Records of visual layout
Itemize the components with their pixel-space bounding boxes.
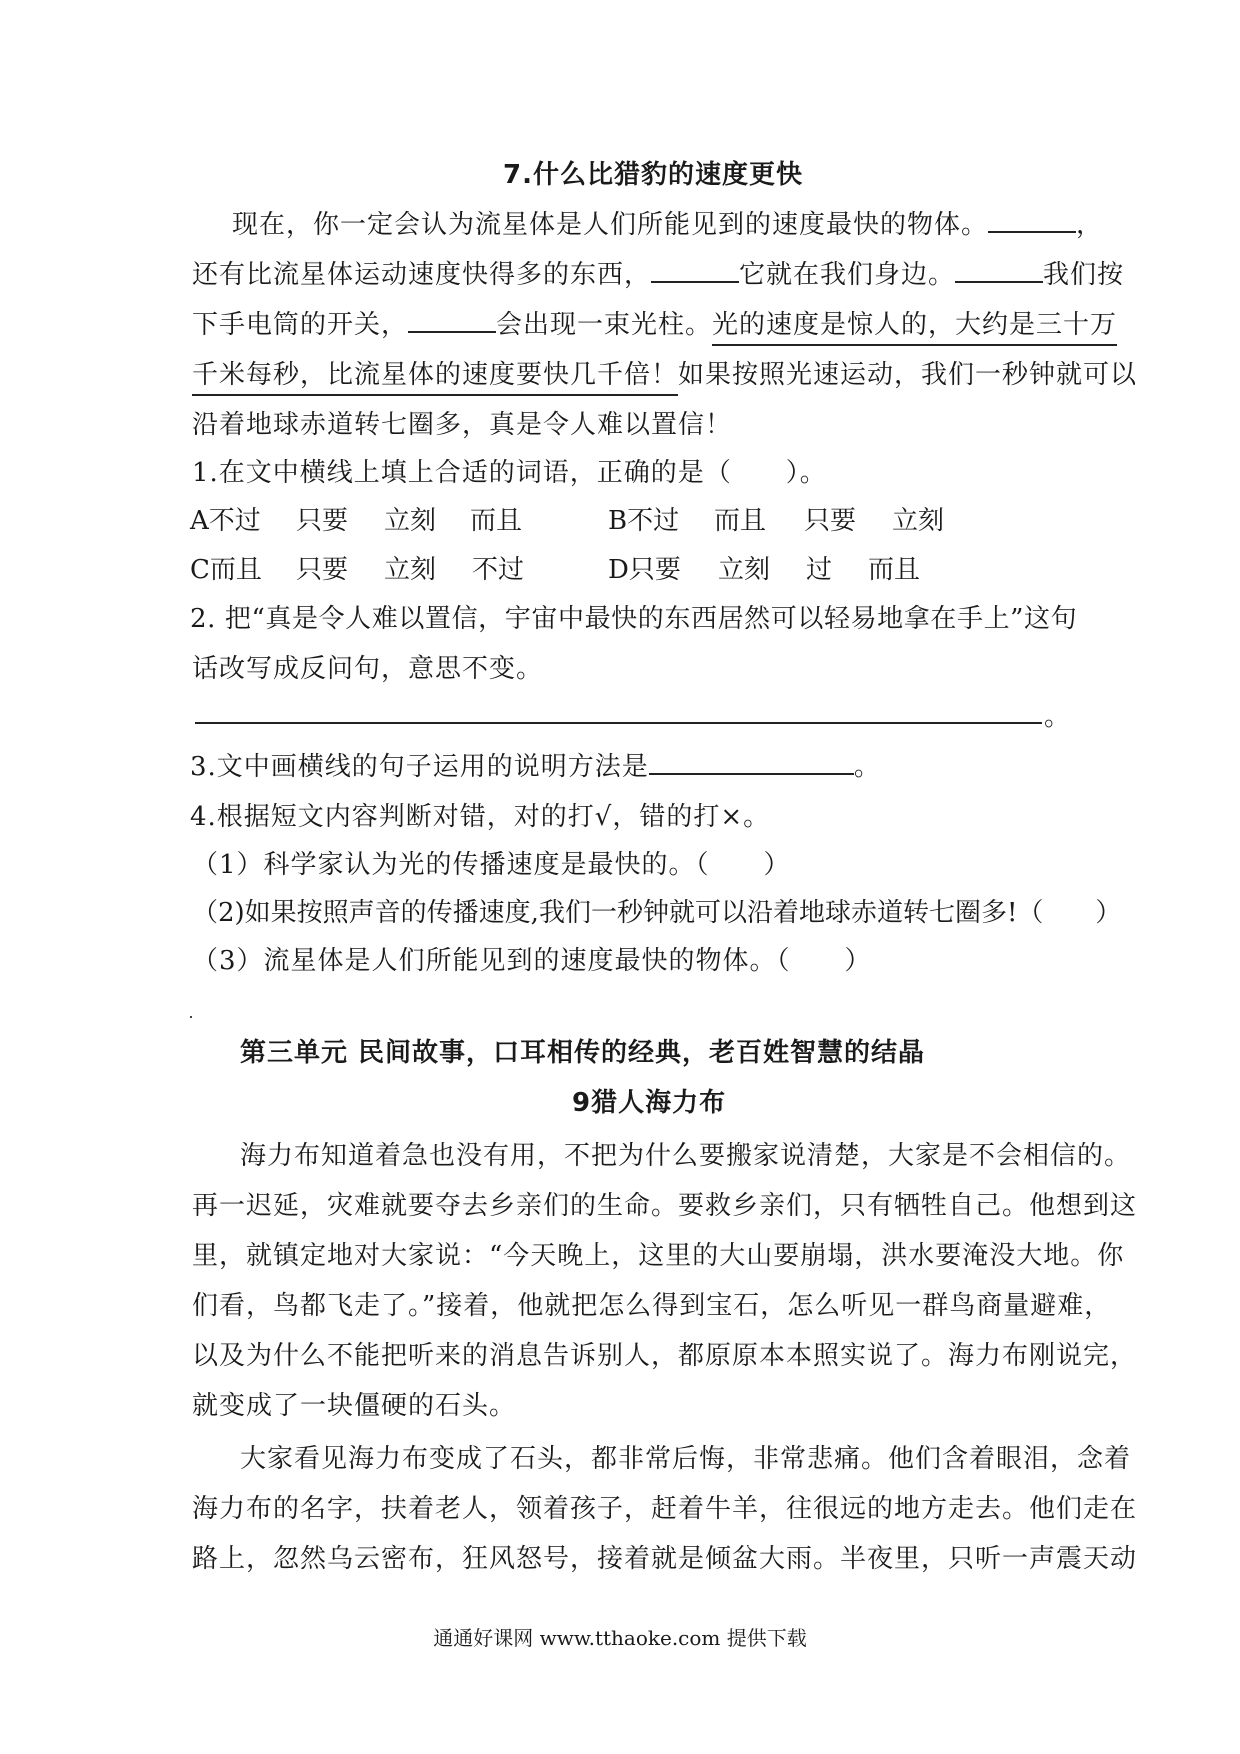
fill-blank[interactable]	[955, 280, 1043, 283]
story-line: 里，就镇定地对大家说：“今天晚上，这里的大山要崩塌，洪水要淹没大地。你	[192, 1241, 1125, 1271]
option-word: 只要	[628, 555, 681, 585]
option-word: 立刻	[718, 555, 771, 585]
lesson-title: 7.什么比猎豹的速度更快	[503, 160, 803, 190]
story-line: 海力布的名字，扶着老人，领着孩子，赶着牛羊，往很远的地方走去。他们走在	[192, 1494, 1138, 1524]
passage-text: 会出现一束光柱。	[496, 310, 713, 340]
option-word: 只要	[804, 506, 857, 536]
option-a[interactable]	[190, 508, 261, 534]
option-letter: A	[190, 506, 209, 536]
option-word: 只要	[296, 506, 349, 536]
option-word: 过	[806, 555, 833, 585]
option-letter: D	[608, 555, 629, 585]
question-2-stem: 话改写成反问句，意思不变。	[192, 654, 544, 684]
option-word: 而且	[470, 506, 523, 536]
passage-text: ，	[1076, 210, 1104, 240]
unit-heading: 第三单元 民间故事，口耳相传的经典，老百姓智慧的结晶	[240, 1038, 926, 1068]
passage-text: 我们按	[1043, 260, 1125, 290]
option-c[interactable]	[190, 557, 262, 583]
option-b[interactable]	[608, 508, 679, 534]
underlined-sentence: 千米每秒，比流星体的速度要快几千倍！	[192, 360, 678, 396]
passage-line: 沿着地球赤道转七圈多，真是令人难以置信！	[192, 410, 733, 440]
story-line: 路上，忽然乌云密布，狂风怒号，接着就是倾盆大雨。半夜里，只听一声震天动	[192, 1544, 1138, 1574]
story-line: 再一迟延，灾难就要夺去乡亲们的生命。要救乡亲们，只有牺牲自己。他想到这	[192, 1191, 1138, 1221]
fill-blank[interactable]	[988, 230, 1076, 233]
judgment-item[interactable]: （2)如果按照声音的传播速度,我们一秒钟就可以沿着地球赤道转七圈多!（ ）	[192, 898, 1122, 928]
story-line: 就变成了一块僵硬的石头。	[192, 1391, 517, 1421]
scan-speck	[190, 1016, 192, 1018]
lesson-title: 9猎人海力布	[572, 1088, 727, 1118]
story-line: 大家看见海力布变成了石头，都非常后悔，非常悲痛。他们含着眼泪，念着	[240, 1444, 1132, 1474]
option-word: 不过	[627, 506, 680, 536]
passage-line	[192, 312, 1117, 338]
passage-text: 现在，你一定会认为流星体是人们所能见到的速度最快的物体。	[232, 210, 989, 240]
story-line: 海力布知道着急也没有用，不把为什么要搬家说清楚，大家是不会相信的。	[240, 1141, 1132, 1171]
question-3-text: 。	[853, 752, 881, 782]
option-word: 而且	[868, 555, 921, 585]
option-letter: C	[190, 555, 210, 585]
passage-text: 它就在我们身边。	[739, 260, 956, 290]
option-letter: B	[608, 506, 628, 536]
answer-blank[interactable]	[649, 772, 854, 775]
option-word: 而且	[714, 506, 767, 536]
footer-credit: 通通好课网 www.tthaoke.com 提供下载	[433, 1626, 807, 1650]
question-2-stem: 2. 把“真是令人难以置信，宇宙中最快的东西居然可以轻易地拿在手上”这句	[190, 604, 1078, 634]
passage-line	[192, 362, 1137, 388]
answer-end-mark: 。	[1044, 702, 1072, 732]
question-3-text: 3.文中画横线的句子运用的说明方法是	[190, 752, 649, 782]
option-word: 立刻	[892, 506, 945, 536]
story-line: 们看，鸟都飞走了。”接着，他就把怎么得到宝石，怎么听见一群鸟商量避难，	[192, 1291, 1112, 1321]
option-word: 立刻	[384, 555, 437, 585]
question-3	[190, 754, 881, 780]
question-1-stem: 1.在文中横线上填上合适的词语，正确的是（ ）。	[192, 458, 827, 488]
option-word: 不过	[208, 506, 261, 536]
story-line: 以及为什么不能把听来的消息告诉别人，都原原本本照实说了。海力布刚说完，	[192, 1341, 1138, 1371]
fill-blank[interactable]	[408, 330, 496, 333]
option-word: 不过	[472, 555, 525, 585]
passage-text: 还有比流星体运动速度快得多的东西，	[192, 260, 652, 290]
option-word: 而且	[209, 555, 262, 585]
passage-line	[192, 262, 1124, 288]
passage-line	[232, 212, 1103, 238]
option-d[interactable]	[608, 557, 681, 583]
fill-blank[interactable]	[651, 280, 739, 283]
passage-text: 如果按照光速运动，我们一秒钟就可以	[678, 360, 1138, 390]
judgment-item[interactable]: （3）流星体是人们所能见到的速度最快的物体。（ ）	[192, 946, 872, 976]
underlined-sentence: 光的速度是惊人的，大约是三十万	[712, 310, 1117, 346]
judgment-item[interactable]: （1）科学家认为光的传播速度是最快的。（ ）	[192, 850, 791, 880]
option-word: 只要	[296, 555, 349, 585]
option-word: 立刻	[384, 506, 437, 536]
question-4-stem: 4.根据短文内容判断对错，对的打√，错的打×。	[190, 802, 771, 832]
answer-line[interactable]	[195, 722, 1042, 724]
passage-text: 下手电筒的开关，	[192, 310, 409, 340]
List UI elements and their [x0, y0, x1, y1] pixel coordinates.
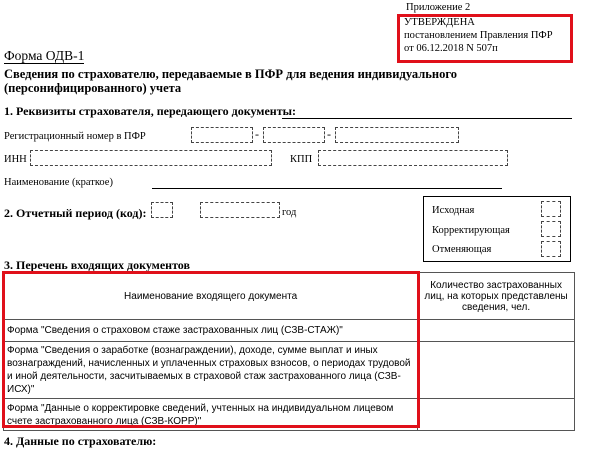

**WHAT IS NEEDED**
Copy every line of the material above word for word, leaving out the pictures.

**THE SOLUTION**
Itemize the components with their pixel-space bounding boxes.
fill-blank[interactable]	[955, 280, 1043, 283]
story-line: 里，就镇定地对大家说：“今天晚上，这里的大山要崩塌，洪水要淹没大地。你	[192, 1241, 1125, 1271]
option-word: 只要	[628, 555, 681, 585]
option-word: 立刻	[718, 555, 771, 585]
lesson-title: 7.什么比猎豹的速度更快	[503, 160, 803, 190]
story-line: 海力布的名字，扶着老人，领着孩子，赶着牛羊，往很远的地方走去。他们走在	[192, 1494, 1138, 1524]
passage-text: 会出现一束光柱。	[496, 310, 713, 340]
option-word: 只要	[804, 506, 857, 536]
option-a[interactable]	[190, 508, 261, 534]
option-letter: A	[190, 506, 209, 536]
option-word: 只要	[296, 506, 349, 536]
option-word: 过	[806, 555, 833, 585]
option-letter: D	[608, 555, 629, 585]
question-2-stem: 话改写成反问句，意思不变。	[192, 654, 544, 684]
option-word: 而且	[470, 506, 523, 536]
passage-text: ，	[1076, 210, 1104, 240]
unit-heading: 第三单元 民间故事，口耳相传的经典，老百姓智慧的结晶	[240, 1038, 926, 1068]
passage-text: 我们按	[1043, 260, 1125, 290]
option-c[interactable]	[190, 557, 262, 583]
option-b[interactable]	[608, 508, 679, 534]
underlined-sentence: 千米每秒，比流星体的速度要快几千倍！	[192, 360, 678, 396]
passage-line: 沿着地球赤道转七圈多，真是令人难以置信！	[192, 410, 733, 440]
story-line: 路上，忽然乌云密布，狂风怒号，接着就是倾盆大雨。半夜里，只听一声震天动	[192, 1544, 1138, 1574]
story-line: 再一迟延，灾难就要夺去乡亲们的生命。要救乡亲们，只有牺牲自己。他想到这	[192, 1191, 1138, 1221]
fill-blank[interactable]	[988, 230, 1076, 233]
judgment-item[interactable]: （2)如果按照声音的传播速度,我们一秒钟就可以沿着地球赤道转七圈多!（ ）	[192, 898, 1122, 928]
story-line: 就变成了一块僵硬的石头。	[192, 1391, 517, 1421]
scan-speck	[190, 1016, 192, 1018]
lesson-title: 9猎人海力布	[572, 1088, 727, 1118]
story-line: 大家看见海力布变成了石头，都非常后悔，非常悲痛。他们含着眼泪，念着	[240, 1444, 1132, 1474]
option-word: 不过	[627, 506, 680, 536]
passage-line	[192, 312, 1117, 338]
passage-text: 现在，你一定会认为流星体是人们所能见到的速度最快的物体。	[232, 210, 989, 240]
story-line: 海力布知道着急也没有用，不把为什么要搬家说清楚，大家是不会相信的。	[240, 1141, 1132, 1171]
question-3-text: 。	[853, 752, 881, 782]
option-word: 而且	[868, 555, 921, 585]
option-letter: C	[190, 555, 210, 585]
passage-text: 它就在我们身边。	[739, 260, 956, 290]
option-letter: B	[608, 506, 628, 536]
answer-blank[interactable]	[649, 772, 854, 775]
option-word: 而且	[714, 506, 767, 536]
footer-credit: 通通好课网 www.tthaoke.com 提供下载	[433, 1626, 807, 1650]
question-2-stem: 2. 把“真是令人难以置信，宇宙中最快的东西居然可以轻易地拿在手上”这句	[190, 604, 1078, 634]
passage-line	[192, 362, 1137, 388]
answer-end-mark: 。	[1044, 702, 1072, 732]
question-3-text: 3.文中画横线的句子运用的说明方法是	[190, 752, 649, 782]
option-word: 立刻	[892, 506, 945, 536]
story-line: 们看，鸟都飞走了。”接着，他就把怎么得到宝石，怎么听见一群鸟商量避难，	[192, 1291, 1112, 1321]
option-word: 立刻	[384, 555, 437, 585]
question-3	[190, 754, 881, 780]
question-1-stem: 1.在文中横线上填上合适的词语，正确的是（ ）。	[192, 458, 827, 488]
option-word: 不过	[208, 506, 261, 536]
story-line: 以及为什么不能把听来的消息告诉别人，都原原本本照实说了。海力布刚说完，	[192, 1341, 1138, 1371]
fill-blank[interactable]	[408, 330, 496, 333]
option-word: 不过	[472, 555, 525, 585]
passage-text: 还有比流星体运动速度快得多的东西，	[192, 260, 652, 290]
option-word: 而且	[209, 555, 262, 585]
passage-line	[192, 262, 1124, 288]
passage-line	[232, 212, 1103, 238]
option-d[interactable]	[608, 557, 681, 583]
fill-blank[interactable]	[651, 280, 739, 283]
passage-text: 如果按照光速运动，我们一秒钟就可以	[678, 360, 1138, 390]
judgment-item[interactable]: （3）流星体是人们所能见到的速度最快的物体。（ ）	[192, 946, 872, 976]
underlined-sentence: 光的速度是惊人的，大约是三十万	[712, 310, 1117, 346]
judgment-item[interactable]: （1）科学家认为光的传播速度是最快的。（ ）	[192, 850, 791, 880]
option-word: 只要	[296, 555, 349, 585]
option-word: 立刻	[384, 506, 437, 536]
question-4-stem: 4.根据短文内容判断对错，对的打√，错的打×。	[190, 802, 771, 832]
answer-line[interactable]	[195, 722, 1042, 724]
passage-text: 下手电筒的开关，	[192, 310, 409, 340]
List UI elements and their [x0, y0, x1, y1] pixel coordinates.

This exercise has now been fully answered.